Written exercise: Output every line of the data exactly as it appears.

Records for the task:
--------

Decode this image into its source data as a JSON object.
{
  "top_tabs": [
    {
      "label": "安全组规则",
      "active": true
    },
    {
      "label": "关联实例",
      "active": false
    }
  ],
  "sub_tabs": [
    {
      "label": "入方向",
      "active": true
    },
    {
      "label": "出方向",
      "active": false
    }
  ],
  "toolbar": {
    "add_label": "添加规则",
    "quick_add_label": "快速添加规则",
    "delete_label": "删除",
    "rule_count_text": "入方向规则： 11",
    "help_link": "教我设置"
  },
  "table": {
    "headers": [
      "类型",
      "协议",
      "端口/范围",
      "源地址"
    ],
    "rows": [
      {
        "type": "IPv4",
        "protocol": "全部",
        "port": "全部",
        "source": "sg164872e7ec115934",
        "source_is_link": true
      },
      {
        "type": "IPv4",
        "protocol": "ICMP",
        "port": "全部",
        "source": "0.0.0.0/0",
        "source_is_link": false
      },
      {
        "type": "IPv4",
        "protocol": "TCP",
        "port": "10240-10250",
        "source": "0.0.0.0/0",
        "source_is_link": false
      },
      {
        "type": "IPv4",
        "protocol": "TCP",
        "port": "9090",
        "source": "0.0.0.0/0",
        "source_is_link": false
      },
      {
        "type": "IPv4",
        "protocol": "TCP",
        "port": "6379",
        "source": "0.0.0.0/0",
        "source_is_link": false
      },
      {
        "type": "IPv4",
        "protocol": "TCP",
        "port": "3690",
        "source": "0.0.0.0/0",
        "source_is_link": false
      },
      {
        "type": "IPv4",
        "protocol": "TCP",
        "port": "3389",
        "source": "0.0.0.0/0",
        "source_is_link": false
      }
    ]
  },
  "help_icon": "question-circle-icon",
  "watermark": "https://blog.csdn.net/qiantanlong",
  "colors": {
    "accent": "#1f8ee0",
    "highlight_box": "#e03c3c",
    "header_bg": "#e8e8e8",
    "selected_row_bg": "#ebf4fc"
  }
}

--------

Finished answer:
Decode this image into its source data as a JSON object.
{
  "top_tabs": [
    {
      "label": "安全组规则",
      "active": true
    },
    {
      "label": "关联实例",
      "active": false
    }
  ],
  "sub_tabs": [
    {
      "label": "入方向",
      "active": true
    },
    {
      "label": "出方向",
      "active": false
    }
  ],
  "toolbar": {
    "add_label": "添加规则",
    "quick_add_label": "快速添加规则",
    "delete_label": "删除",
    "rule_count_text": "入方向规则： 11",
    "help_link": "教我设置"
  },
  "table": {
    "headers": [
      "类型",
      "协议",
      "端口/范围",
      "源地址"
    ],
    "rows": [
      {
        "type": "IPv4",
        "protocol": "全部",
        "port": "全部",
        "source": "sg164872e7ec115934",
        "source_is_link": true
      },
      {
        "type": "IPv4",
        "protocol": "ICMP",
        "port": "全部",
        "source": "0.0.0.0/0",
        "source_is_link": false
      },
      {
        "type": "IPv4",
        "protocol": "TCP",
        "port": "10240-10250",
        "source": "0.0.0.0/0",
        "source_is_link": false
      },
      {
        "type": "IPv4",
        "protocol": "TCP",
        "port": "9090",
        "source": "0.0.0.0/0",
        "source_is_link": false
      },
      {
        "type": "IPv4",
        "protocol": "TCP",
        "port": "6379",
        "source": "0.0.0.0/0",
        "source_is_link": false
      },
      {
        "type": "IPv4",
        "protocol": "TCP",
        "port": "3690",
        "source": "0.0.0.0/0",
        "source_is_link": false
      },
      {
        "type": "IPv4",
        "protocol": "TCP",
        "port": "3389",
        "source": "0.0.0.0/0",
        "source_is_link": false
      }
    ]
  },
  "help_icon": "question-circle-icon",
  "watermark": "https://blog.csdn.net/qiantanlong",
  "colors": {
    "accent": "#1f8ee0",
    "highlight_box": "#e03c3c",
    "header_bg": "#e8e8e8",
    "selected_row_bg": "#ebf4fc"
  }
}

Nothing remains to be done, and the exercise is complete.